● **EXERCISE**
Include in the output the line containing "Type out the text in this image." and each subsequent line of the records, through the end, transcribed exactly. Add nothing else.

● **Recorded data**
□ □ □ □

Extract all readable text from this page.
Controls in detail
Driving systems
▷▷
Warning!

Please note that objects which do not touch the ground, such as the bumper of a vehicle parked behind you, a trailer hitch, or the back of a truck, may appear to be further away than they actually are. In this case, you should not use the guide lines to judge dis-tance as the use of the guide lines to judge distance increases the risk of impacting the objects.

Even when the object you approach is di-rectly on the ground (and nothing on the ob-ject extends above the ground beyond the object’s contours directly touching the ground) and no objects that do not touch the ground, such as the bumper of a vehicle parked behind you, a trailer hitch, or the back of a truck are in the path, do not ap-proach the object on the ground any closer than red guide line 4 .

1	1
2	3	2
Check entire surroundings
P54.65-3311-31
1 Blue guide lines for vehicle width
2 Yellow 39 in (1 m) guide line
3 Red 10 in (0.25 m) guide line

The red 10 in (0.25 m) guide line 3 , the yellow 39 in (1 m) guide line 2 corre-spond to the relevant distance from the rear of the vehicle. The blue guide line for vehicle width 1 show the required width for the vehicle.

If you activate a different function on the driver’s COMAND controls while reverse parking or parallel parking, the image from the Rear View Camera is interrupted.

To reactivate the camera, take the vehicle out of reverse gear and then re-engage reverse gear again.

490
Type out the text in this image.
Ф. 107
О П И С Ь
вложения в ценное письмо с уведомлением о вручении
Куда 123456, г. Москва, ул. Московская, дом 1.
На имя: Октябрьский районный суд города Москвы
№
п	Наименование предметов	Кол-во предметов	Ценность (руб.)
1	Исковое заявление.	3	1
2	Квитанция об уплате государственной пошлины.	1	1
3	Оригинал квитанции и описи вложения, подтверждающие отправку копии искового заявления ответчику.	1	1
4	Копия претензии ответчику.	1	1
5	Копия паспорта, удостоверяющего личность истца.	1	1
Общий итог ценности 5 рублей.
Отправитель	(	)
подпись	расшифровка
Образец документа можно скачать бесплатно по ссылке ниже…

□ □ □ □

● **TASK RESPONSE**
Type out the text in this image.
Ф. 107
О П И С Ь
вложения в ценное письмо с уведомлением о вручении
Куда 123456, г. Москва, ул. Московская, дом 1.
На имя: Октябрьский районный суд города Москвы
№
п	Наименование предметов	Кол-во предметов	Ценность (руб.)
1	Исковое заявление.	3	1
2	Квитанция об уплате государственной пошлины.	1	1
3	Оригинал квитанции и описи вложения, подтверждающие отправку копии искового заявления ответчику.	1	1
4	Копия претензии ответчику.	1	1
5	Копия паспорта, удостоверяющего личность истца.	1	1
Общий итог ценности 5 рублей.
Отправитель	(	)
подпись	расшифровка
Образец документа можно скачать бесплатно по ссылке ниже…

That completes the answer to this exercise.